- [Direction]: Copy every line from the material below that holds "April".
======== Stored rows ========
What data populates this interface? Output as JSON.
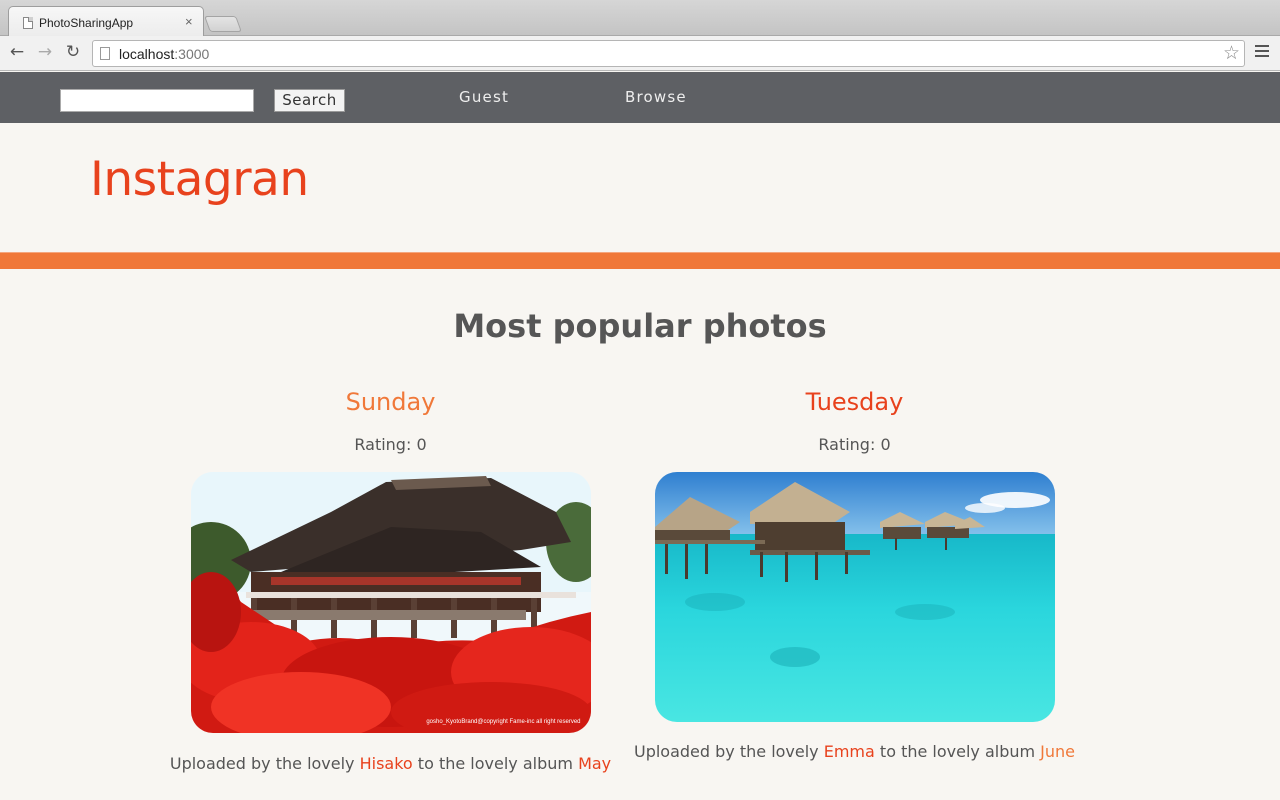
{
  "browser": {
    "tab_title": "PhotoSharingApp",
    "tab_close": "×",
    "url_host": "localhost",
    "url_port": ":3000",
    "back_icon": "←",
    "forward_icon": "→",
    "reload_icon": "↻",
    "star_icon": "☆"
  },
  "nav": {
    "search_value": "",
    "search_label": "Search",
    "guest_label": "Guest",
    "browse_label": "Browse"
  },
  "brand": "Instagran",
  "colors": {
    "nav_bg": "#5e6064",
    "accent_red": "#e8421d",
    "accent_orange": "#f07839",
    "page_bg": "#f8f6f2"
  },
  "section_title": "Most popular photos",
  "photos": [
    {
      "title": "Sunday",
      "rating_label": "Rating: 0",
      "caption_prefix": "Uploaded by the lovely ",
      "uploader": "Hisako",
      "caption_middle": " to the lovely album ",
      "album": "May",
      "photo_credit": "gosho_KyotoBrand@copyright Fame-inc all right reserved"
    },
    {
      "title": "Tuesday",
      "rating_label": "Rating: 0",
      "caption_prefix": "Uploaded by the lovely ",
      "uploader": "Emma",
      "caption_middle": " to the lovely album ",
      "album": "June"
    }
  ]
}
========
======== Stored rows ========
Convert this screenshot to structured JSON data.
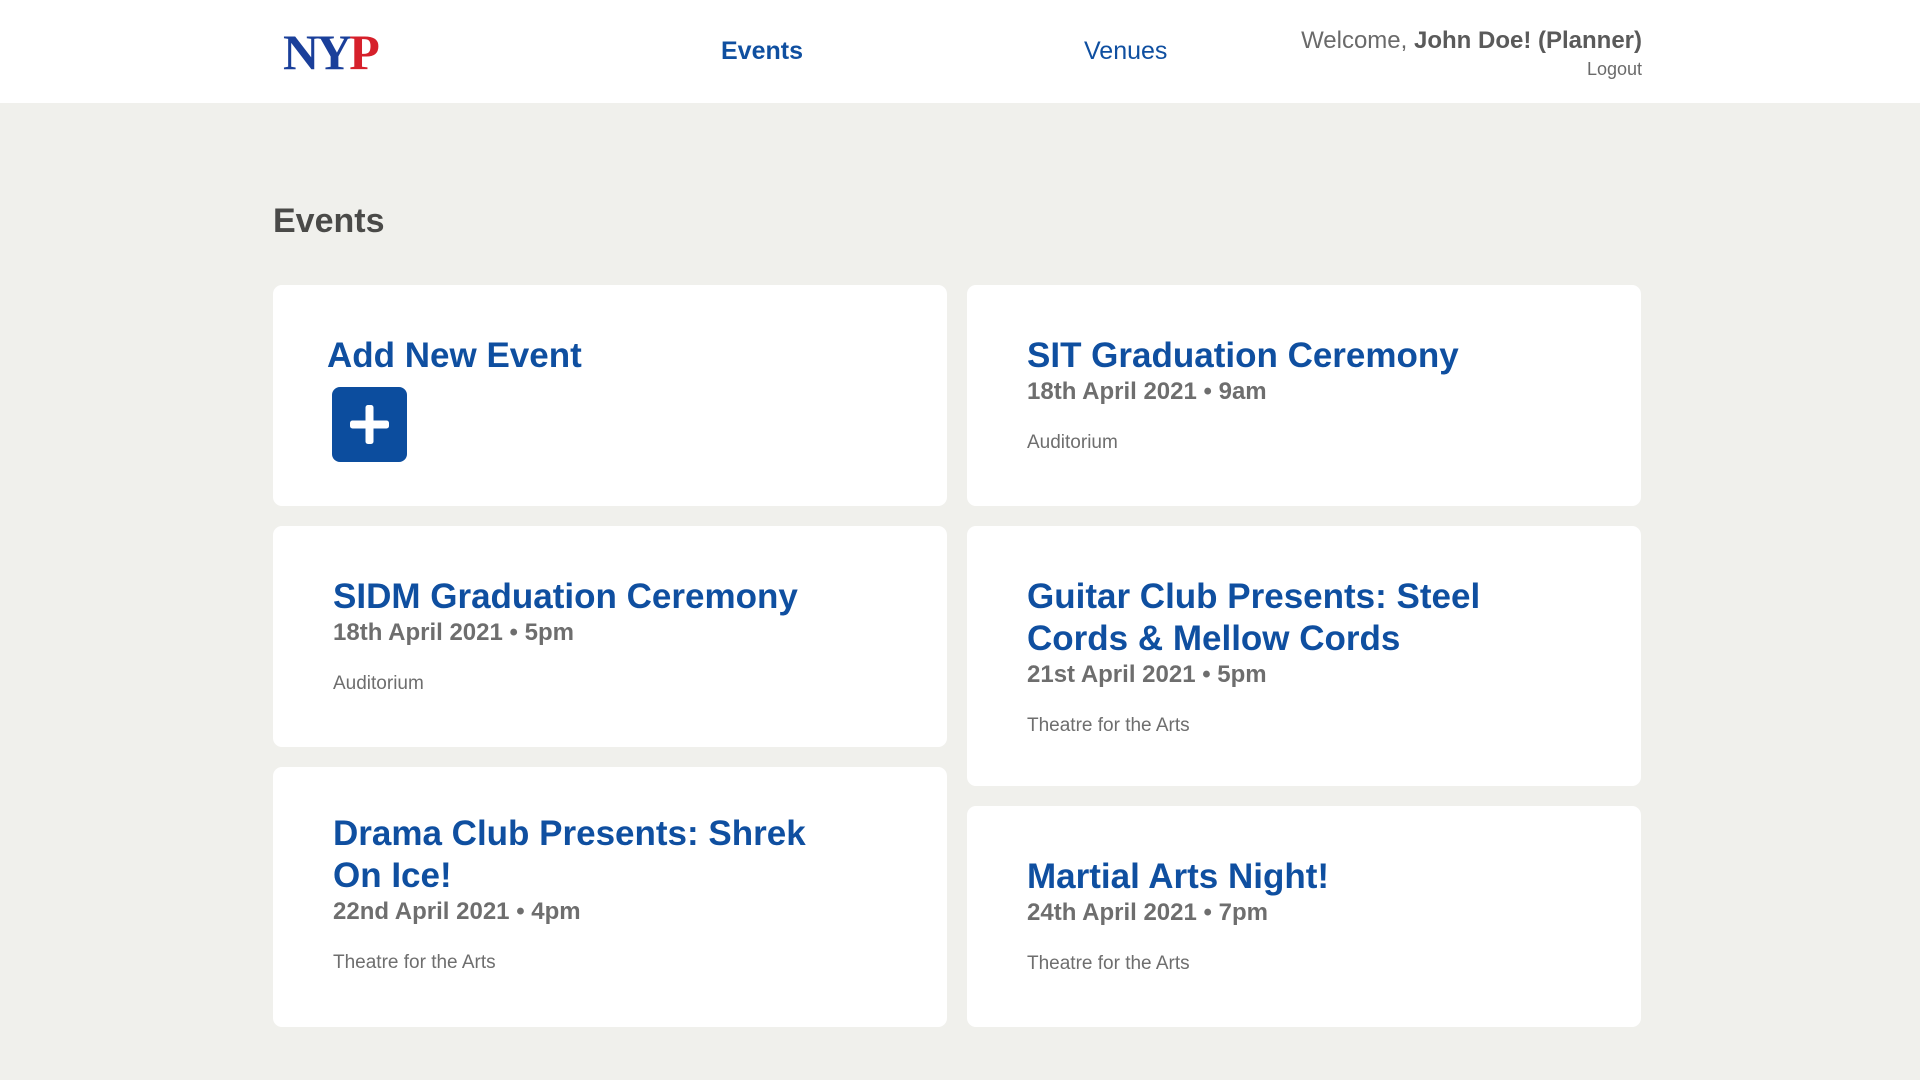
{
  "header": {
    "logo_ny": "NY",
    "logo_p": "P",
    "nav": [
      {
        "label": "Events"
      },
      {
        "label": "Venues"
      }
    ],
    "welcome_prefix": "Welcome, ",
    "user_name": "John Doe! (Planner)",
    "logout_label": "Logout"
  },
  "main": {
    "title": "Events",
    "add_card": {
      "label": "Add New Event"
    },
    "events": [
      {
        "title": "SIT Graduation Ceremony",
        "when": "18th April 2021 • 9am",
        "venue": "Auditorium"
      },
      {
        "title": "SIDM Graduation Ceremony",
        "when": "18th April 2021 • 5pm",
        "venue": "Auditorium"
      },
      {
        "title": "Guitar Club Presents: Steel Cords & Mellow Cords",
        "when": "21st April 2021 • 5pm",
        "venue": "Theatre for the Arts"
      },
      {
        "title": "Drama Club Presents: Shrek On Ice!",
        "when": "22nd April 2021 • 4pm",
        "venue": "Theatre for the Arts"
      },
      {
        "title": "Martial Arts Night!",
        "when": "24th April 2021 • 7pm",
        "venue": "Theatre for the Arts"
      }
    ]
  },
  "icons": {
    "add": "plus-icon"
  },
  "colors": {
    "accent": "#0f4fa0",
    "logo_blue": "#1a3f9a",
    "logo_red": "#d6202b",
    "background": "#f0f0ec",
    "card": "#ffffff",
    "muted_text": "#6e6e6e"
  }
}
========
======== Stored rows ========
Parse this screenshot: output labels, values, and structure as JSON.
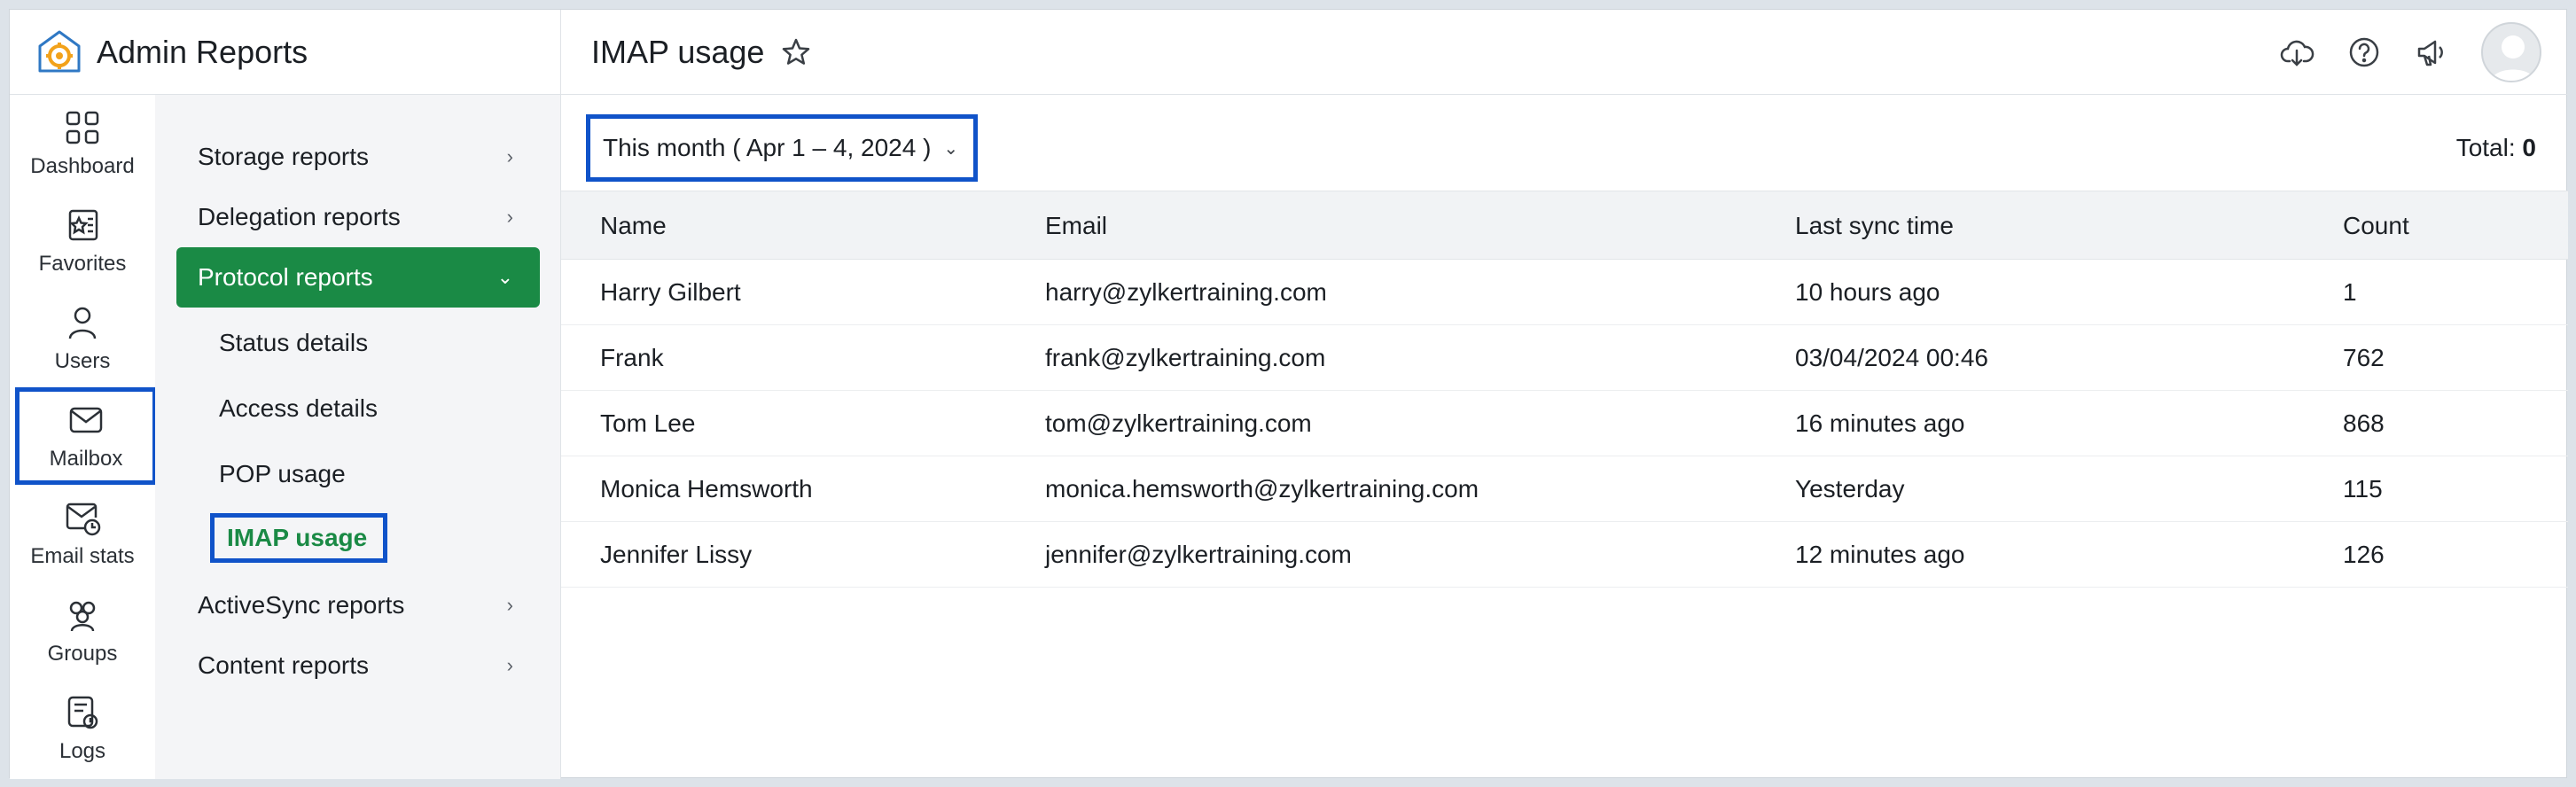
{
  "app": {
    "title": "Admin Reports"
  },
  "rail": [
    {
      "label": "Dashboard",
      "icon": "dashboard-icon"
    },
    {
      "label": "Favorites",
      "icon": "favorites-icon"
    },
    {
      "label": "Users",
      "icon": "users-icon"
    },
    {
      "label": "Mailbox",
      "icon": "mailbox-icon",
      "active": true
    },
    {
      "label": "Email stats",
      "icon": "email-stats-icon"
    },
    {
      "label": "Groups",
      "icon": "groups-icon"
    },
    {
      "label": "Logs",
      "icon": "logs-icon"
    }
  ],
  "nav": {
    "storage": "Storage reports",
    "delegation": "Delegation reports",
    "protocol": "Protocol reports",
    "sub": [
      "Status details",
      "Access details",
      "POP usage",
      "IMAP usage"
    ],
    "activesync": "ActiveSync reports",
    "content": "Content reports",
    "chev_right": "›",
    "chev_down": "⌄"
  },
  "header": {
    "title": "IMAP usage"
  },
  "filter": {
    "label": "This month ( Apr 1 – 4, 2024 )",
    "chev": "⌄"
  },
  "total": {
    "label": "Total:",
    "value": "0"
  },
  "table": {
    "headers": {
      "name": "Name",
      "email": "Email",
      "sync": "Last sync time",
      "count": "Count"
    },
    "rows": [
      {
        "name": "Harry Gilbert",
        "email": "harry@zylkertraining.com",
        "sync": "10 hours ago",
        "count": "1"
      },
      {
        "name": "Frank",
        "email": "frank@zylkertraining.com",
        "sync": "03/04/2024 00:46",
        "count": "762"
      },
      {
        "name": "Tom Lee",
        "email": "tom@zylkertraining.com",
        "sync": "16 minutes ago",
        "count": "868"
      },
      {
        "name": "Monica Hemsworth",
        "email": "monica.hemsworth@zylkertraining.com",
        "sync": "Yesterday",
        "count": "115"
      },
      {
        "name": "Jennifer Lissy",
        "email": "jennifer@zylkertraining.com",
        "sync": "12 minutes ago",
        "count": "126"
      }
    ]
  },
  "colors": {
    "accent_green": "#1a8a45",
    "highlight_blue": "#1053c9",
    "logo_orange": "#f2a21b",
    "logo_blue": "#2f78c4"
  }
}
========
- [Correct output]:
        "when": "18th April 2021 • 9am",
        "when": "18th April 2021 • 5pm",
        "when": "21st April 2021 • 5pm",
        "when": "22nd April 2021 • 4pm",
        "when": "24th April 2021 • 7pm",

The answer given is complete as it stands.